Stored data entries:
============

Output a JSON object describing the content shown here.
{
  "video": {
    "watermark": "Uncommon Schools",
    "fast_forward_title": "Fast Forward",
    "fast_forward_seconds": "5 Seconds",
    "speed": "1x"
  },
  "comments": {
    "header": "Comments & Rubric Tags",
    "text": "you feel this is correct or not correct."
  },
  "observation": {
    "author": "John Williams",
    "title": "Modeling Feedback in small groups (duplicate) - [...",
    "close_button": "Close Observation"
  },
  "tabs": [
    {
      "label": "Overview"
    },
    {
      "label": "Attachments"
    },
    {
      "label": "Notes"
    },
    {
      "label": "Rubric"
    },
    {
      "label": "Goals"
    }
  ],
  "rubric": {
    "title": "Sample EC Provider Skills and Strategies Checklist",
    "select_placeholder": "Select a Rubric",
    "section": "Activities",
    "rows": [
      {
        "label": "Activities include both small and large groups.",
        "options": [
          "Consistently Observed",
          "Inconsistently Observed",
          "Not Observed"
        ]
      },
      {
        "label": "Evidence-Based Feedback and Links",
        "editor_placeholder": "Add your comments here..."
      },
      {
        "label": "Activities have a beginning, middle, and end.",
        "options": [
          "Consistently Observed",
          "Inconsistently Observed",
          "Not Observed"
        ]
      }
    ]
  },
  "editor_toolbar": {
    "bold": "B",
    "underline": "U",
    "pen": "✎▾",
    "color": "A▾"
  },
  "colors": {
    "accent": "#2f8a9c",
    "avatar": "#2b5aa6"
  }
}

============

EXERCISE AIM: Write out the full set of records exactly as given.

EXERCISE RESPONSE:
Output a JSON object describing the content shown here.
{
  "video": {
    "watermark": "Uncommon Schools",
    "fast_forward_title": "Fast Forward",
    "fast_forward_seconds": "5 Seconds",
    "speed": "1x"
  },
  "comments": {
    "header": "Comments & Rubric Tags",
    "text": "you feel this is correct or not correct."
  },
  "observation": {
    "author": "John Williams",
    "title": "Modeling Feedback in small groups (duplicate) - [...",
    "close_button": "Close Observation"
  },
  "tabs": [
    {
      "label": "Overview"
    },
    {
      "label": "Attachments"
    },
    {
      "label": "Notes"
    },
    {
      "label": "Rubric"
    },
    {
      "label": "Goals"
    }
  ],
  "rubric": {
    "title": "Sample EC Provider Skills and Strategies Checklist",
    "select_placeholder": "Select a Rubric",
    "section": "Activities",
    "rows": [
      {
        "label": "Activities include both small and large groups.",
        "options": [
          "Consistently Observed",
          "Inconsistently Observed",
          "Not Observed"
        ]
      },
      {
        "label": "Evidence-Based Feedback and Links",
        "editor_placeholder": "Add your comments here..."
      },
      {
        "label": "Activities have a beginning, middle, and end.",
        "options": [
          "Consistently Observed",
          "Inconsistently Observed",
          "Not Observed"
        ]
      }
    ]
  },
  "editor_toolbar": {
    "bold": "B",
    "underline": "U",
    "pen": "✎▾",
    "color": "A▾"
  },
  "colors": {
    "accent": "#2f8a9c",
    "avatar": "#2b5aa6"
  }
}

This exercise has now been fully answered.